PROBLEM STATEMENT
Copy out every line exactly as given.

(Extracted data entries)
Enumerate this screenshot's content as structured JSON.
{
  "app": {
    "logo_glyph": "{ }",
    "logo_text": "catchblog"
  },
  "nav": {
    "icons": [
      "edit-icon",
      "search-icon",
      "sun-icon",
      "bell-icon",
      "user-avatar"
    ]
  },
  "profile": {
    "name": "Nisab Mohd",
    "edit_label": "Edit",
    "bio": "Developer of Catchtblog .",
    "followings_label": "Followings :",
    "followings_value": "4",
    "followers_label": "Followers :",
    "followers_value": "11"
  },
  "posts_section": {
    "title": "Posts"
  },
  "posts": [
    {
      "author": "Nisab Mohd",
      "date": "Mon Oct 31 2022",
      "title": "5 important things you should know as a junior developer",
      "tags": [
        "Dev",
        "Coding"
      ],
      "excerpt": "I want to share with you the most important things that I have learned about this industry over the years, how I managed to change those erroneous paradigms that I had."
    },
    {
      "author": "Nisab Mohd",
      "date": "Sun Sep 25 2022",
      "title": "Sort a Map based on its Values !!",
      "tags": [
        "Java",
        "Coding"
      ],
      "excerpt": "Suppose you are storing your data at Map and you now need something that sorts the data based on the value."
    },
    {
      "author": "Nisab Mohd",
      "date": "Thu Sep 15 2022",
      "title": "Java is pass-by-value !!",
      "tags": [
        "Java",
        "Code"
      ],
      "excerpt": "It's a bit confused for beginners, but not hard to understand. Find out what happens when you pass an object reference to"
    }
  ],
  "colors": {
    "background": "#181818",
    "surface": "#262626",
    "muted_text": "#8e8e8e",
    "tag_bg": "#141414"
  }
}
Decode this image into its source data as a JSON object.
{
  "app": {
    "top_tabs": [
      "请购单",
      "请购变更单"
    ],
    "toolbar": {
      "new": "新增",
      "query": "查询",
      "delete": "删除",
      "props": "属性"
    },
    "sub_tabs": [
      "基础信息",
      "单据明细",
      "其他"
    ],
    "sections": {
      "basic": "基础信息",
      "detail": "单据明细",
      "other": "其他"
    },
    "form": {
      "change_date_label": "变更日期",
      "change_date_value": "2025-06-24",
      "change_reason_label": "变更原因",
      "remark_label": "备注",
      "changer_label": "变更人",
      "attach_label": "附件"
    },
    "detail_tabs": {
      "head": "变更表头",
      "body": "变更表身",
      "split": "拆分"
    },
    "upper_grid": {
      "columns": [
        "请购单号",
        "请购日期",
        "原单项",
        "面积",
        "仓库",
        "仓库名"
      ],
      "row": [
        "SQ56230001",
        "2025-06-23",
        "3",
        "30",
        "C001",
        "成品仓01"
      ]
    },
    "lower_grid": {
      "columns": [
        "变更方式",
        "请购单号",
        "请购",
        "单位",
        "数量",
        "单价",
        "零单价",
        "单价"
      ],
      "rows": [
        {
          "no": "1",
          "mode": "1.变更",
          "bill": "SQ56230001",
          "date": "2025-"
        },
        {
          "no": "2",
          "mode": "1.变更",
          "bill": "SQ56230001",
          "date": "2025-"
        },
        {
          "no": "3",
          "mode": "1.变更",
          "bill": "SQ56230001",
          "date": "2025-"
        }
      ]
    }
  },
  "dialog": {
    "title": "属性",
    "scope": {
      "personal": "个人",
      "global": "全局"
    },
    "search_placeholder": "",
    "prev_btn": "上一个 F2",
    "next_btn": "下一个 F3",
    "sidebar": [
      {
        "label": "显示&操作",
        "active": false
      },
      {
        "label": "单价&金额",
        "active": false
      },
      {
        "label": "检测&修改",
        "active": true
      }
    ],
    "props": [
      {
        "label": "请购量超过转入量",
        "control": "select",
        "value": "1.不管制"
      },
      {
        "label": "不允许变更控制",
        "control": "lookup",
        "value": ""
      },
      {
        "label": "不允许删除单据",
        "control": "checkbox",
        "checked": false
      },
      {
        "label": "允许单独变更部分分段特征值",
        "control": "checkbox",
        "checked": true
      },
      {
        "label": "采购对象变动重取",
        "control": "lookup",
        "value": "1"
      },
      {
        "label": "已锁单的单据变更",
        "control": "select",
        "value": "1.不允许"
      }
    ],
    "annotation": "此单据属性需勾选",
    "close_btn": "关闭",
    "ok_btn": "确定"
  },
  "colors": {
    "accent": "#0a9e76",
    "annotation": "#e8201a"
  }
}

TASK RESPONSE
Enumerate this screenshot's content as structured JSON.
{
  "app": {
    "logo_glyph": "{ }",
    "logo_text": "catchblog"
  },
  "nav": {
    "icons": [
      "edit-icon",
      "search-icon",
      "sun-icon",
      "bell-icon",
      "user-avatar"
    ]
  },
  "profile": {
    "name": "Nisab Mohd",
    "edit_label": "Edit",
    "bio": "Developer of Catchtblog .",
    "followings_label": "Followings :",
    "followings_value": "4",
    "followers_label": "Followers :",
    "followers_value": "11"
  },
  "posts_section": {
    "title": "Posts"
  },
  "posts": [
    {
      "author": "Nisab Mohd",
      "date": "Mon Oct 31 2022",
      "title": "5 important things you should know as a junior developer",
      "tags": [
        "Dev",
        "Coding"
      ],
      "excerpt": "I want to share with you the most important things that I have learned about this industry over the years, how I managed to change those erroneous paradigms that I had."
    },
    {
      "author": "Nisab Mohd",
      "date": "Sun Sep 25 2022",
      "title": "Sort a Map based on its Values !!",
      "tags": [
        "Java",
        "Coding"
      ],
      "excerpt": "Suppose you are storing your data at Map and you now need something that sorts the data based on the value."
    },
    {
      "author": "Nisab Mohd",
      "date": "Thu Sep 15 2022",
      "title": "Java is pass-by-value !!",
      "tags": [
        "Java",
        "Code"
      ],
      "excerpt": "It's a bit confused for beginners, but not hard to understand. Find out what happens when you pass an object reference to"
    }
  ],
  "colors": {
    "background": "#181818",
    "surface": "#262626",
    "muted_text": "#8e8e8e",
    "tag_bg": "#141414"
  }
}
Decode this image into its source data as a JSON object.
{
  "app": {
    "top_tabs": [
      "请购单",
      "请购变更单"
    ],
    "toolbar": {
      "new": "新增",
      "query": "查询",
      "delete": "删除",
      "props": "属性"
    },
    "sub_tabs": [
      "基础信息",
      "单据明细",
      "其他"
    ],
    "sections": {
      "basic": "基础信息",
      "detail": "单据明细",
      "other": "其他"
    },
    "form": {
      "change_date_label": "变更日期",
      "change_date_value": "2025-06-24",
      "change_reason_label": "变更原因",
      "remark_label": "备注",
      "changer_label": "变更人",
      "attach_label": "附件"
    },
    "detail_tabs": {
      "head": "变更表头",
      "body": "变更表身",
      "split": "拆分"
    },
    "upper_grid": {
      "columns": [
        "请购单号",
        "请购日期",
        "原单项",
        "面积",
        "仓库",
        "仓库名"
      ],
      "row": [
        "SQ56230001",
        "2025-06-23",
        "3",
        "30",
        "C001",
        "成品仓01"
      ]
    },
    "lower_grid": {
      "columns": [
        "变更方式",
        "请购单号",
        "请购",
        "单位",
        "数量",
        "单价",
        "零单价",
        "单价"
      ],
      "rows": [
        {
          "no": "1",
          "mode": "1.变更",
          "bill": "SQ56230001",
          "date": "2025-"
        },
        {
          "no": "2",
          "mode": "1.变更",
          "bill": "SQ56230001",
          "date": "2025-"
        },
        {
          "no": "3",
          "mode": "1.变更",
          "bill": "SQ56230001",
          "date": "2025-"
        }
      ]
    }
  },
  "dialog": {
    "title": "属性",
    "scope": {
      "personal": "个人",
      "global": "全局"
    },
    "search_placeholder": "",
    "prev_btn": "上一个 F2",
    "next_btn": "下一个 F3",
    "sidebar": [
      {
        "label": "显示&操作",
        "active": false
      },
      {
        "label": "单价&金额",
        "active": false
      },
      {
        "label": "检测&修改",
        "active": true
      }
    ],
    "props": [
      {
        "label": "请购量超过转入量",
        "control": "select",
        "value": "1.不管制"
      },
      {
        "label": "不允许变更控制",
        "control": "lookup",
        "value": ""
      },
      {
        "label": "不允许删除单据",
        "control": "checkbox",
        "checked": false
      },
      {
        "label": "允许单独变更部分分段特征值",
        "control": "checkbox",
        "checked": true
      },
      {
        "label": "采购对象变动重取",
        "control": "lookup",
        "value": "1"
      },
      {
        "label": "已锁单的单据变更",
        "control": "select",
        "value": "1.不允许"
      }
    ],
    "annotation": "此单据属性需勾选",
    "close_btn": "关闭",
    "ok_btn": "确定"
  },
  "colors": {
    "accent": "#0a9e76",
    "annotation": "#e8201a"
  }
}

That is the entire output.